GOAL OF THE EXERCISE =
Please write the listing below out again exactly, leaving every picture behind.

PROVIDED RECORDS =

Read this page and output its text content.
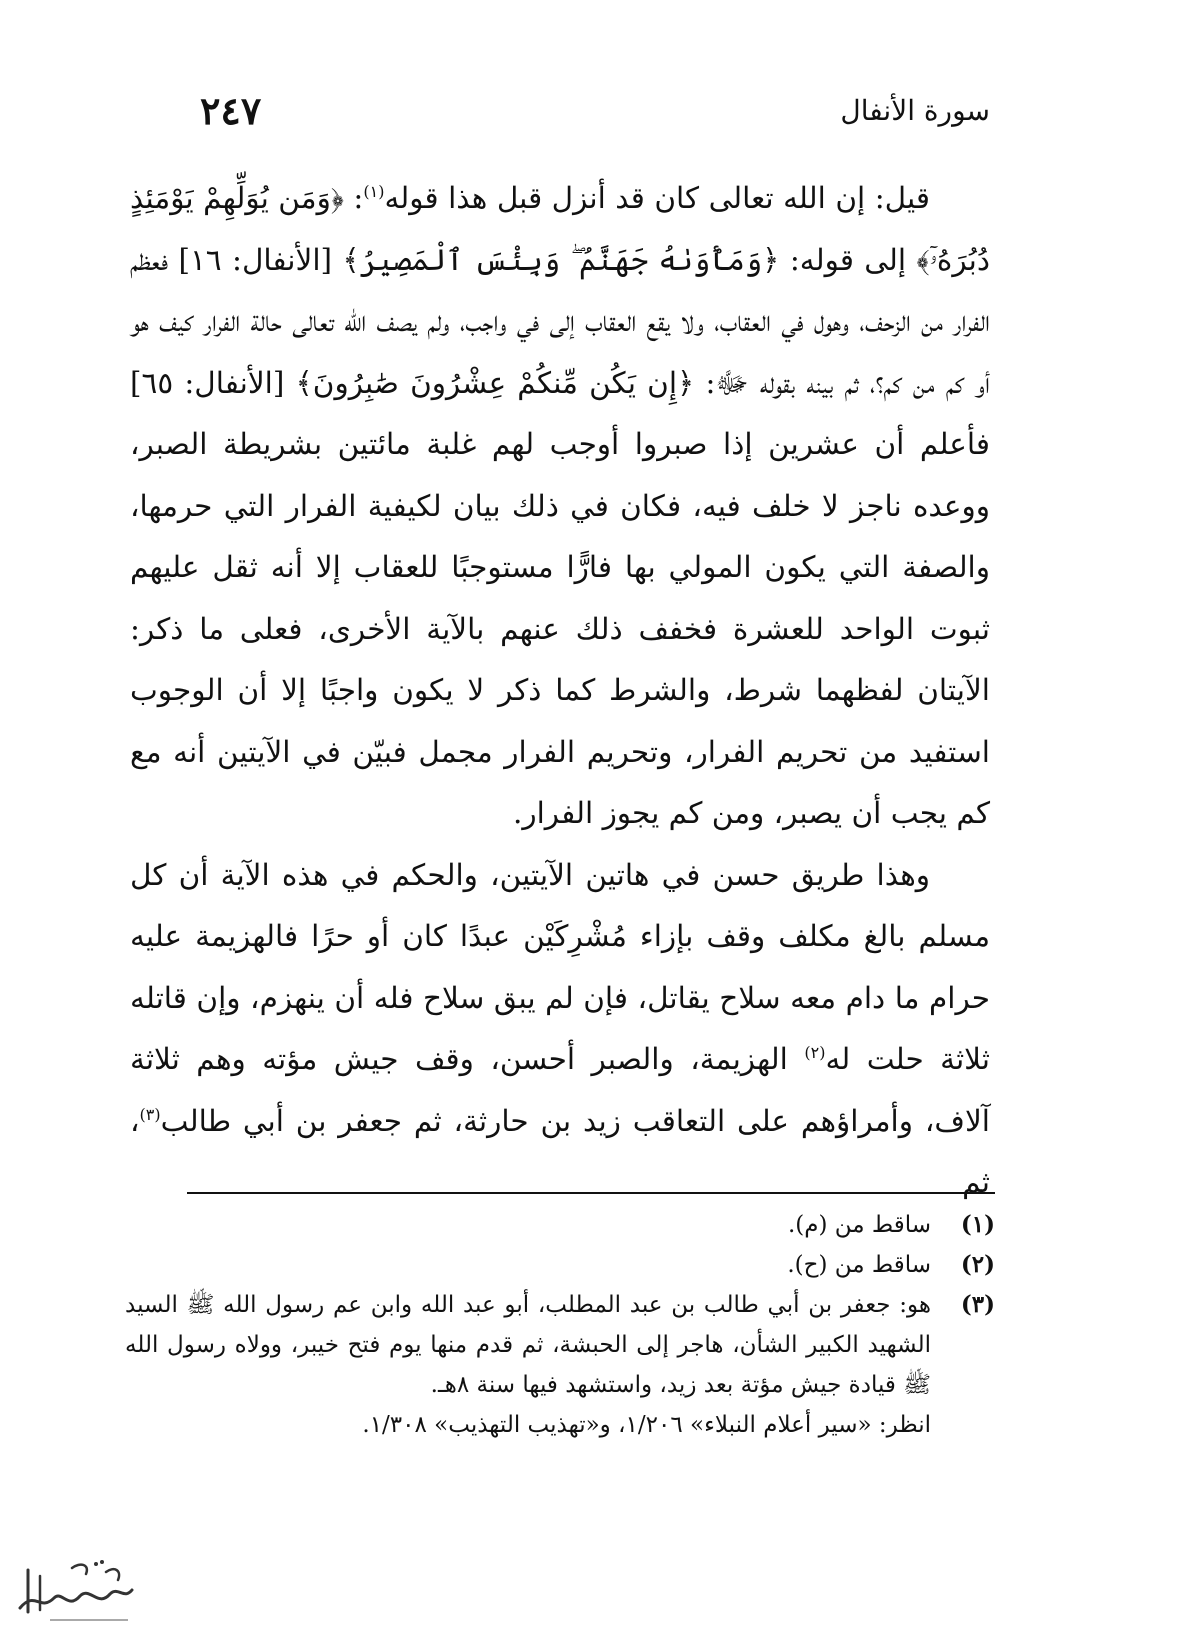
٢٤٧	سورة الأنفال

قيل: إن الله تعالى كان قد أنزل قبل هذا قوله$^{(١)}$: ﴿وَمَن يُوَلِّهِمْ يَوْمَئِذٍ دُبُرَهُۥٓ﴾ إلى قوله: ﴿وَمَأْوَىٰهُ جَهَنَّمُ ۖ وَبِئْسَ ٱلْمَصِيرُ﴾ [الأنفال: ١٦] فعظم الفرار من الزحف، وهول في العقاب، ولا يقع العقاب إلى في واجب، ولم يصف الله تعالى حالة الفرار كيف هو أو كم من كم؟، ثم بينه بقوله ﷻ: ﴿إِن يَكُن مِّنكُمْ عِشْرُونَ صَٰبِرُونَ﴾ [الأنفال: ٦٥] فأعلم أن عشرين إذا صبروا أوجب لهم غلبة مائتين بشريطة الصبر، ووعده ناجز لا خلف فيه، فكان في ذلك بيان لكيفية الفرار التي حرمها، والصفة التي يكون المولي بها فارًّا مستوجبًا للعقاب إلا أنه ثقل عليهم ثبوت الواحد للعشرة فخفف ذلك عنهم بالآية الأخرى، فعلى ما ذكر: الآيتان لفظهما شرط، والشرط كما ذكر لا يكون واجبًا إلا أن الوجوب استفيد من تحريم الفرار، وتحريم الفرار مجمل فبيّن في الآيتين أنه مع كم يجب أن يصبر، ومن كم يجوز الفرار.

وهذا طريق حسن في هاتين الآيتين، والحكم في هذه الآية أن كل مسلم بالغ مكلف وقف بإزاء مُشْرِكَيْن عبدًا كان أو حرًا فالهزيمة عليه حرام ما دام معه سلاح يقاتل، فإن لم يبق سلاح فله أن ينهزم، وإن قاتله ثلاثة حلت له$^{(٢)}$ الهزيمة، والصبر أحسن، وقف جيش مؤته وهم ثلاثة آلاف، وأمراؤهم على التعاقب زيد بن حارثة، ثم جعفر بن أبي طالب$^{(٣)}$، ثم

(١)
ساقط من (م).
(٢)
ساقط من (ح).
(٣)
هو: جعفر بن أبي طالب بن عبد المطلب، أبو عبد الله وابن عم رسول الله ﷺ السيد الشهيد الكبير الشأن، هاجر إلى الحبشة، ثم قدم منها يوم فتح خيبر، وولاه رسول الله ﷺ قيادة جيش مؤتة بعد زيد، واستشهد فيها سنة ٨هـ.
انظر: «سير أعلام النبلاء» ١/٢٠٦، و«تهذيب التهذيب» ١/٣٠٨.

COMPLETE OUTPUT =
Read this page and output its text content.
٢٤٧	سورة الأنفال

قيل: إن الله تعالى كان قد أنزل قبل هذا قوله$^{(١)}$: ﴿وَمَن يُوَلِّهِمْ يَوْمَئِذٍ دُبُرَهُۥٓ﴾ إلى قوله: ﴿وَمَأْوَىٰهُ جَهَنَّمُ ۖ وَبِئْسَ ٱلْمَصِيرُ﴾ [الأنفال: ١٦] فعظم الفرار من الزحف، وهول في العقاب، ولا يقع العقاب إلى في واجب، ولم يصف الله تعالى حالة الفرار كيف هو أو كم من كم؟، ثم بينه بقوله ﷻ: ﴿إِن يَكُن مِّنكُمْ عِشْرُونَ صَٰبِرُونَ﴾ [الأنفال: ٦٥] فأعلم أن عشرين إذا صبروا أوجب لهم غلبة مائتين بشريطة الصبر، ووعده ناجز لا خلف فيه، فكان في ذلك بيان لكيفية الفرار التي حرمها، والصفة التي يكون المولي بها فارًّا مستوجبًا للعقاب إلا أنه ثقل عليهم ثبوت الواحد للعشرة فخفف ذلك عنهم بالآية الأخرى، فعلى ما ذكر: الآيتان لفظهما شرط، والشرط كما ذكر لا يكون واجبًا إلا أن الوجوب استفيد من تحريم الفرار، وتحريم الفرار مجمل فبيّن في الآيتين أنه مع كم يجب أن يصبر، ومن كم يجوز الفرار.

وهذا طريق حسن في هاتين الآيتين، والحكم في هذه الآية أن كل مسلم بالغ مكلف وقف بإزاء مُشْرِكَيْن عبدًا كان أو حرًا فالهزيمة عليه حرام ما دام معه سلاح يقاتل، فإن لم يبق سلاح فله أن ينهزم، وإن قاتله ثلاثة حلت له$^{(٢)}$ الهزيمة، والصبر أحسن، وقف جيش مؤته وهم ثلاثة آلاف، وأمراؤهم على التعاقب زيد بن حارثة، ثم جعفر بن أبي طالب$^{(٣)}$، ثم

(١)
ساقط من (م).
(٢)
ساقط من (ح).
(٣)
هو: جعفر بن أبي طالب بن عبد المطلب، أبو عبد الله وابن عم رسول الله ﷺ السيد الشهيد الكبير الشأن، هاجر إلى الحبشة، ثم قدم منها يوم فتح خيبر، وولاه رسول الله ﷺ قيادة جيش مؤتة بعد زيد، واستشهد فيها سنة ٨هـ.
انظر: «سير أعلام النبلاء» ١/٢٠٦، و«تهذيب التهذيب» ١/٣٠٨.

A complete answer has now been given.